----- Exercise materials

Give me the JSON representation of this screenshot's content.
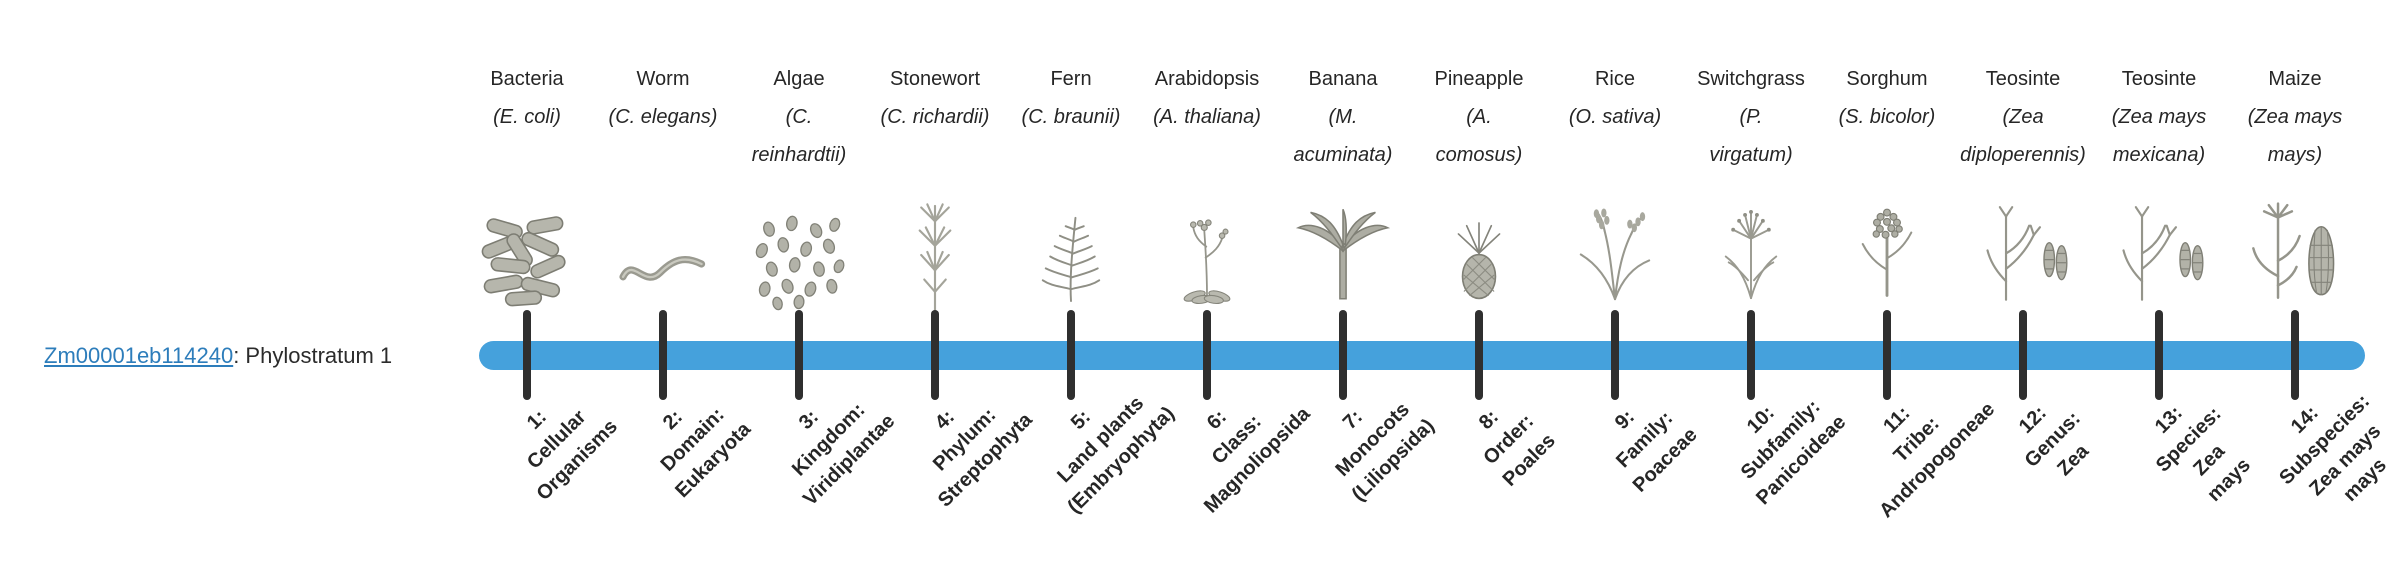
{
  "gene_label": {
    "link_text": "Zm00001eb114240",
    "rest_text": ": Phylostratum 1",
    "link_color": "#2d7dbb"
  },
  "timeline": {
    "bar_color": "#45a1dc",
    "tick_color": "#2f2f2f"
  },
  "organisms": [
    {
      "name": "Bacteria",
      "sci": "(E. coli)",
      "icon": "bacteria-icon",
      "stratum": "1:\nCellular\nOrganisms"
    },
    {
      "name": "Worm",
      "sci": "(C. elegans)",
      "icon": "worm-icon",
      "stratum": "2:\nDomain:\nEukaryota"
    },
    {
      "name": "Algae",
      "sci": "(C.\nreinhardtii)",
      "icon": "algae-icon",
      "stratum": "3:\nKingdom:\nViridiplantae"
    },
    {
      "name": "Stonewort",
      "sci": "(C. richardii)",
      "icon": "stonewort-icon",
      "stratum": "4:\nPhylum:\nStreptophyta"
    },
    {
      "name": "Fern",
      "sci": "(C. braunii)",
      "icon": "fern-icon",
      "stratum": "5:\nLand plants\n(Embryophyta)"
    },
    {
      "name": "Arabidopsis",
      "sci": "(A. thaliana)",
      "icon": "arabidopsis-icon",
      "stratum": "6:\nClass:\nMagnoliopsida"
    },
    {
      "name": "Banana",
      "sci": "(M.\nacuminata)",
      "icon": "banana-icon",
      "stratum": "7:\nMonocots\n(Liliopsida)"
    },
    {
      "name": "Pineapple",
      "sci": "(A.\ncomosus)",
      "icon": "pineapple-icon",
      "stratum": "8:\nOrder:\nPoales"
    },
    {
      "name": "Rice",
      "sci": "(O. sativa)",
      "icon": "rice-icon",
      "stratum": "9:\nFamily:\nPoaceae"
    },
    {
      "name": "Switchgrass",
      "sci": "(P.\nvirgatum)",
      "icon": "switchgrass-icon",
      "stratum": "10:\nSubfamily:\nPanicoideae"
    },
    {
      "name": "Sorghum",
      "sci": "(S. bicolor)",
      "icon": "sorghum-icon",
      "stratum": "11:\nTribe:\nAndropogoneae"
    },
    {
      "name": "Teosinte",
      "sci": "(Zea\ndiploperennis)",
      "icon": "teosinte-icon",
      "stratum": "12:\nGenus:\nZea"
    },
    {
      "name": "Teosinte",
      "sci": "(Zea mays\nmexicana)",
      "icon": "teosinte-icon",
      "stratum": "13:\nSpecies:\nZea\nmays"
    },
    {
      "name": "Maize",
      "sci": "(Zea mays\nmays)",
      "icon": "maize-icon",
      "stratum": "14:\nSubspecies:\nZea mays\nmays"
    }
  ]
}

----------

What is expected
Return each line above where the word "nmays" shows up.

Exercise output
      "stratum": "13:\nSpecies:\nZea\nmays"
      "sci": "(Zea mays\nmays)",
      "stratum": "14:\nSubspecies:\nZea mays\nmays"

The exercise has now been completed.